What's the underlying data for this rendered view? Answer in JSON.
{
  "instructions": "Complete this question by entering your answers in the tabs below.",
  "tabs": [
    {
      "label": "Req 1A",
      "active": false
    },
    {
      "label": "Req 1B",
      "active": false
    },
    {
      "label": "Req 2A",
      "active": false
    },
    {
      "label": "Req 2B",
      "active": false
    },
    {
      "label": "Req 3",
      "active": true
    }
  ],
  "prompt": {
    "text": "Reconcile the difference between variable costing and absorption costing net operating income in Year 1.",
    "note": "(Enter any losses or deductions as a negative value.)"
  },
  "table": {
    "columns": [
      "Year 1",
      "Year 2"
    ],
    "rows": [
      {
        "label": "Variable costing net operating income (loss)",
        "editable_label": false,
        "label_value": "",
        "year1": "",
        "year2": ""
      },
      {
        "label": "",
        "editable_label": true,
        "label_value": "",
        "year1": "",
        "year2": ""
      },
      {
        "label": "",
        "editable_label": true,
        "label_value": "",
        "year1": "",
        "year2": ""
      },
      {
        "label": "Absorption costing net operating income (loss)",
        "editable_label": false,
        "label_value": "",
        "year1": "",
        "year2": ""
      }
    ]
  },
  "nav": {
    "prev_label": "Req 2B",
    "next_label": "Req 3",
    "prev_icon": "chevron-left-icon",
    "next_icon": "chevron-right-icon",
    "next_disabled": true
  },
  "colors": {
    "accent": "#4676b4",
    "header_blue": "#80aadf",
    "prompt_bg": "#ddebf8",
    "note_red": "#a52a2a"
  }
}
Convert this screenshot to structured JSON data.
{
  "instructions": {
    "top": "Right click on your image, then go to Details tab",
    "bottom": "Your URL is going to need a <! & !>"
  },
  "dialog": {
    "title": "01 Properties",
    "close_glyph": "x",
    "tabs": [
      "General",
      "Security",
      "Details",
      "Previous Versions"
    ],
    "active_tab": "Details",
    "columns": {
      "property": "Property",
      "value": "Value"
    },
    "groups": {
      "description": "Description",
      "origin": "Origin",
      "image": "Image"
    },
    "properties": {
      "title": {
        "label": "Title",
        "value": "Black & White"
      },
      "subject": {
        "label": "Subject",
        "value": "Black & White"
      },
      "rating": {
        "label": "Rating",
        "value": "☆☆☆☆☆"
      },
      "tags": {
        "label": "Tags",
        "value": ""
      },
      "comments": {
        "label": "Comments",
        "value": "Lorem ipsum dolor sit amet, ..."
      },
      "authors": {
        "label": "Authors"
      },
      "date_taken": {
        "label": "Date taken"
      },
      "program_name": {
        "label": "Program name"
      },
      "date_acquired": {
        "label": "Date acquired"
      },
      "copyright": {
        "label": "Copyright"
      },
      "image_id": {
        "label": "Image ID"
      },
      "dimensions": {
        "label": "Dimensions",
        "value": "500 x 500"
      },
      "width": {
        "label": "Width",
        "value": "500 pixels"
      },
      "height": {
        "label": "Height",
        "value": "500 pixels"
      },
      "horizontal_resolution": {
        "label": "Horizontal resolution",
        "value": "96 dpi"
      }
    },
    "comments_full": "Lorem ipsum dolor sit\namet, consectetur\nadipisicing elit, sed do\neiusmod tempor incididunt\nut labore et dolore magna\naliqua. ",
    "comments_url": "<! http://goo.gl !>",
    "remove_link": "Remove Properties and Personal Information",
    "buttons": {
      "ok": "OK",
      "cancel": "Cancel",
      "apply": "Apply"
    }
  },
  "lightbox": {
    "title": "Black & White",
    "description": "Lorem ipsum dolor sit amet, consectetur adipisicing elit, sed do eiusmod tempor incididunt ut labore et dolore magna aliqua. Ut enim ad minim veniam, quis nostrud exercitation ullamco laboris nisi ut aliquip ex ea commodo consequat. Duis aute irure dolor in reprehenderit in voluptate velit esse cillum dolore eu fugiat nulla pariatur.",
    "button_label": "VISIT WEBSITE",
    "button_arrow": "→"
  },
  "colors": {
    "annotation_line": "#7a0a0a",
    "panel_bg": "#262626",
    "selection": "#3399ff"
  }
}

· · · · ·

Determine the number of lines in the listing that hold the word "true", and supply that number and nothing further.

4